__Task to carry out__
Return the data exactly, with all pictures removed.

--- Start of Records for the exercise ---

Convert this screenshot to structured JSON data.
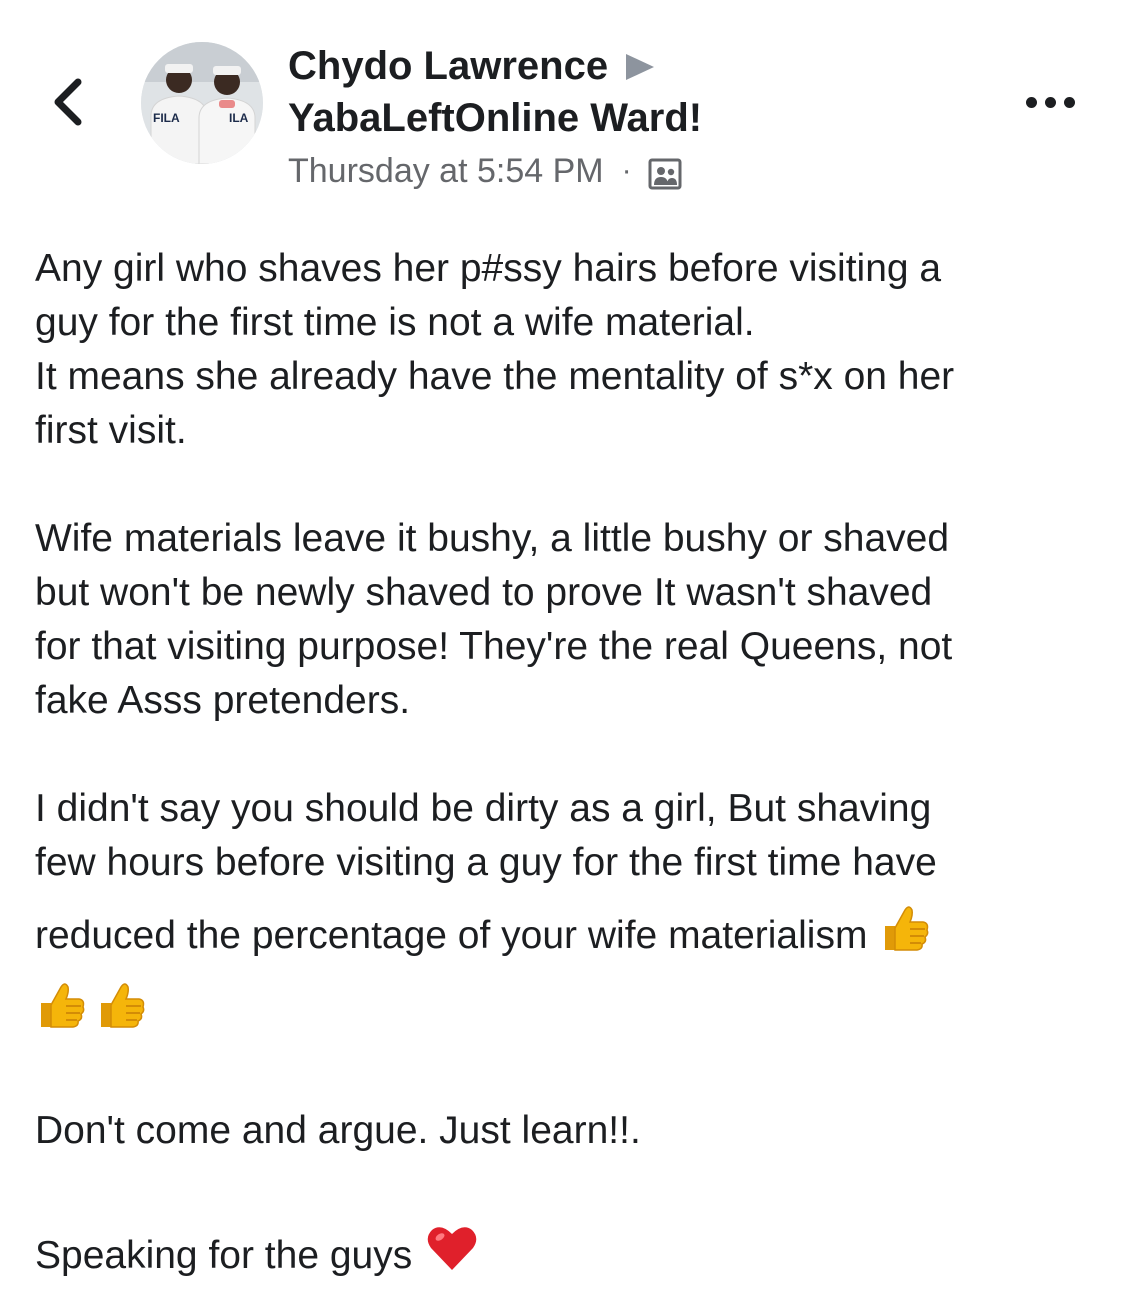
{
  "post": {
    "author": "Chydo Lawrence",
    "group": "YabaLeftOnline Ward!",
    "timestamp": "Thursday at 5:54 PM",
    "audience_icon": "group-members-icon",
    "avatar_text_left": "FILA",
    "avatar_text_right": "ILA"
  },
  "icons": {
    "back": "chevron-left-icon",
    "more": "more-options-icon",
    "arrow": "triangle-right-icon"
  },
  "body": {
    "p1_line1": "Any girl who shaves her p#ssy hairs before visiting a",
    "p1_line2": "guy for the first time is not a wife material.",
    "p1_line3": "It means she already have the mentality of s*x on her",
    "p1_line4": "first visit.",
    "p2_line1": "Wife materials leave it bushy, a little bushy or shaved",
    "p2_line2": "but won't be newly shaved to prove It wasn't shaved",
    "p2_line3": "for that visiting purpose! They're the real Queens, not",
    "p2_line4": "fake Asss pretenders.",
    "p3_line1": "I didn't say you should be dirty as a girl, But shaving",
    "p3_line2": "few hours before visiting a guy for the first time have",
    "p3_line3": "reduced the percentage of your wife materialism",
    "p4": "Don't come and argue. Just learn!!.",
    "p5": "Speaking for the guys"
  },
  "colors": {
    "text": "#1c1e21",
    "meta": "#65676b",
    "thumb": "#f5b50a",
    "heart": "#e0202b"
  }
}
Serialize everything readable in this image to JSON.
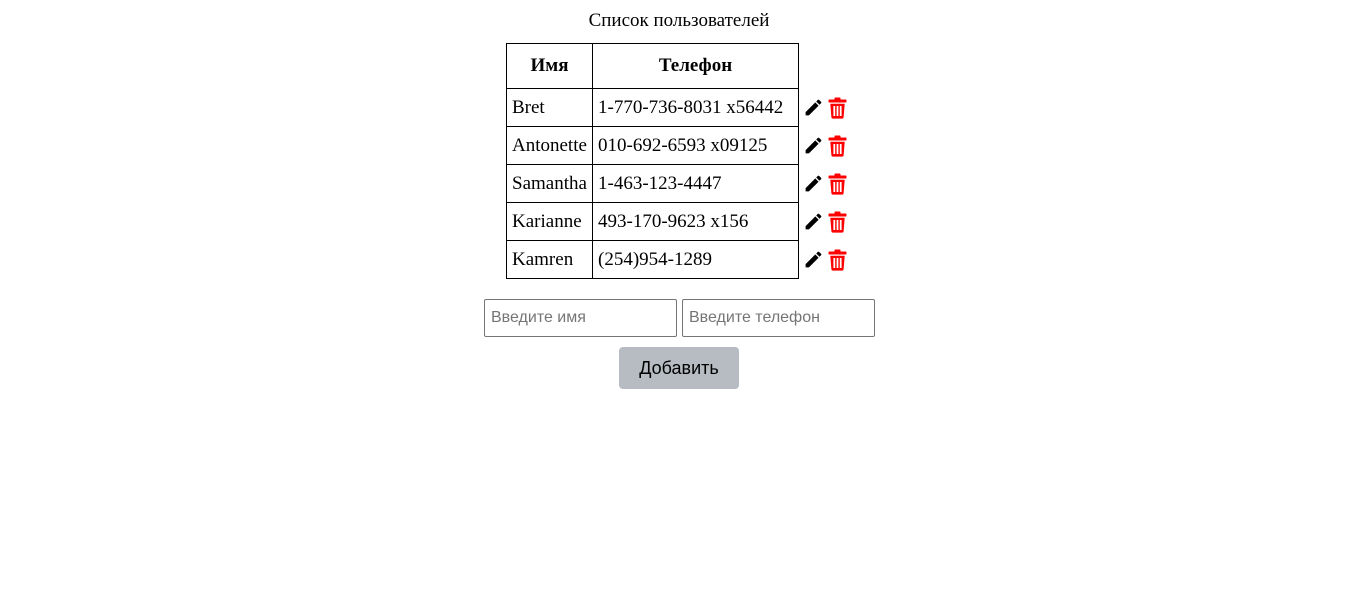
{
  "page": {
    "title": "Список пользователей"
  },
  "table": {
    "headers": {
      "name": "Имя",
      "phone": "Телефон"
    },
    "rows": [
      {
        "name": "Bret",
        "phone": "1-770-736-8031 x56442"
      },
      {
        "name": "Antonette",
        "phone": "010-692-6593 x09125"
      },
      {
        "name": "Samantha",
        "phone": "1-463-123-4447"
      },
      {
        "name": "Karianne",
        "phone": "493-170-9623 x156"
      },
      {
        "name": "Kamren",
        "phone": "(254)954-1289"
      }
    ],
    "row_actions": {
      "edit_icon": "pencil-icon",
      "delete_icon": "trash-icon"
    }
  },
  "form": {
    "name_placeholder": "Введите имя",
    "phone_placeholder": "Введите телефон",
    "name_value": "",
    "phone_value": "",
    "add_label": "Добавить"
  },
  "colors": {
    "edit_icon": "#000000",
    "delete_icon": "#ff0000",
    "add_button_bg": "#b6bcc2"
  }
}
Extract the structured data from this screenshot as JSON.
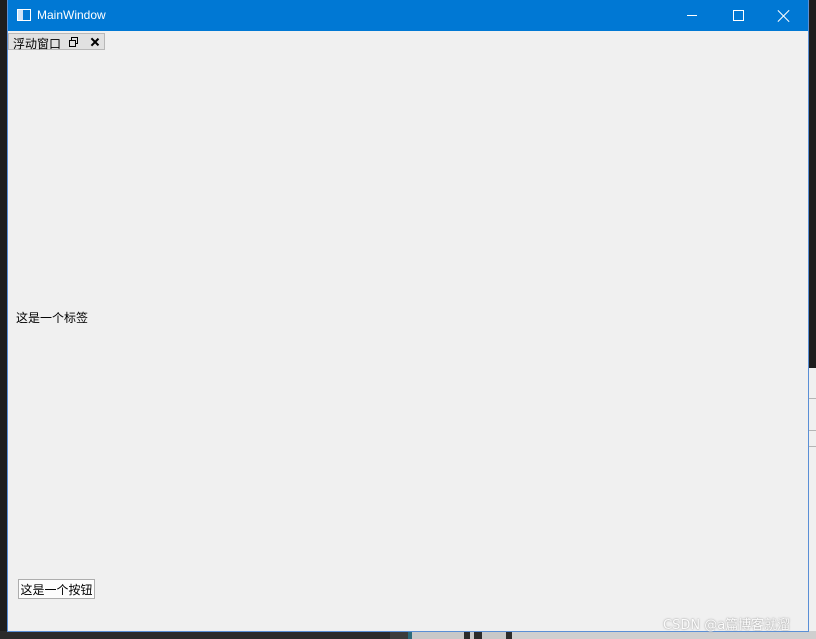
{
  "window": {
    "title": "MainWindow"
  },
  "dock": {
    "title": "浮动窗口"
  },
  "content": {
    "label_text": "这是一个标签",
    "button_label": "这是一个按钮"
  },
  "watermark": {
    "text": "CSDN @a篇博客就溜"
  },
  "colors": {
    "titlebar": "#0078d4",
    "client_bg": "#f0f0f0",
    "editor_bg": "#1e1e1e"
  },
  "icons": {
    "app": "window-app-icon",
    "minimize": "minimize-icon",
    "maximize": "maximize-icon",
    "close": "close-icon",
    "dock_float": "float-icon",
    "dock_close": "close-icon"
  }
}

--- End of Records for the exercise ---

__Task result__
Convert this screenshot to structured JSON data.
{
  "post": {
    "author": "Chydo Lawrence",
    "group": "YabaLeftOnline Ward!",
    "timestamp": "Thursday at 5:54 PM",
    "audience_icon": "group-members-icon",
    "avatar_text_left": "FILA",
    "avatar_text_right": "ILA"
  },
  "icons": {
    "back": "chevron-left-icon",
    "more": "more-options-icon",
    "arrow": "triangle-right-icon"
  },
  "body": {
    "p1_line1": "Any girl who shaves her p#ssy hairs before visiting a",
    "p1_line2": "guy for the first time is not a wife material.",
    "p1_line3": "It means she already have the mentality of s*x on her",
    "p1_line4": "first visit.",
    "p2_line1": "Wife materials leave it bushy, a little bushy or shaved",
    "p2_line2": "but won't be newly shaved to prove It wasn't shaved",
    "p2_line3": "for that visiting purpose! They're the real Queens, not",
    "p2_line4": "fake Asss pretenders.",
    "p3_line1": "I didn't say you should be dirty as a girl, But shaving",
    "p3_line2": "few hours before visiting a guy for the first time have",
    "p3_line3": "reduced the percentage of your wife materialism",
    "p4": "Don't come and argue. Just learn!!.",
    "p5": "Speaking for the guys"
  },
  "colors": {
    "text": "#1c1e21",
    "meta": "#65676b",
    "thumb": "#f5b50a",
    "heart": "#e0202b"
  }
}
Serialize everything readable in this image to JSON.
{
  "page": {
    "title": "Список пользователей"
  },
  "table": {
    "headers": {
      "name": "Имя",
      "phone": "Телефон"
    },
    "rows": [
      {
        "name": "Bret",
        "phone": "1-770-736-8031 x56442"
      },
      {
        "name": "Antonette",
        "phone": "010-692-6593 x09125"
      },
      {
        "name": "Samantha",
        "phone": "1-463-123-4447"
      },
      {
        "name": "Karianne",
        "phone": "493-170-9623 x156"
      },
      {
        "name": "Kamren",
        "phone": "(254)954-1289"
      }
    ],
    "row_actions": {
      "edit_icon": "pencil-icon",
      "delete_icon": "trash-icon"
    }
  },
  "form": {
    "name_placeholder": "Введите имя",
    "phone_placeholder": "Введите телефон",
    "name_value": "",
    "phone_value": "",
    "add_label": "Добавить"
  },
  "colors": {
    "edit_icon": "#000000",
    "delete_icon": "#ff0000",
    "add_button_bg": "#b6bcc2"
  }
}
Extract the structured data from this screenshot as JSON.
{
  "window": {
    "title": "MainWindow"
  },
  "dock": {
    "title": "浮动窗口"
  },
  "content": {
    "label_text": "这是一个标签",
    "button_label": "这是一个按钮"
  },
  "watermark": {
    "text": "CSDN @a篇博客就溜"
  },
  "colors": {
    "titlebar": "#0078d4",
    "client_bg": "#f0f0f0",
    "editor_bg": "#1e1e1e"
  },
  "icons": {
    "app": "window-app-icon",
    "minimize": "minimize-icon",
    "maximize": "maximize-icon",
    "close": "close-icon",
    "dock_float": "float-icon",
    "dock_close": "close-icon"
  }
}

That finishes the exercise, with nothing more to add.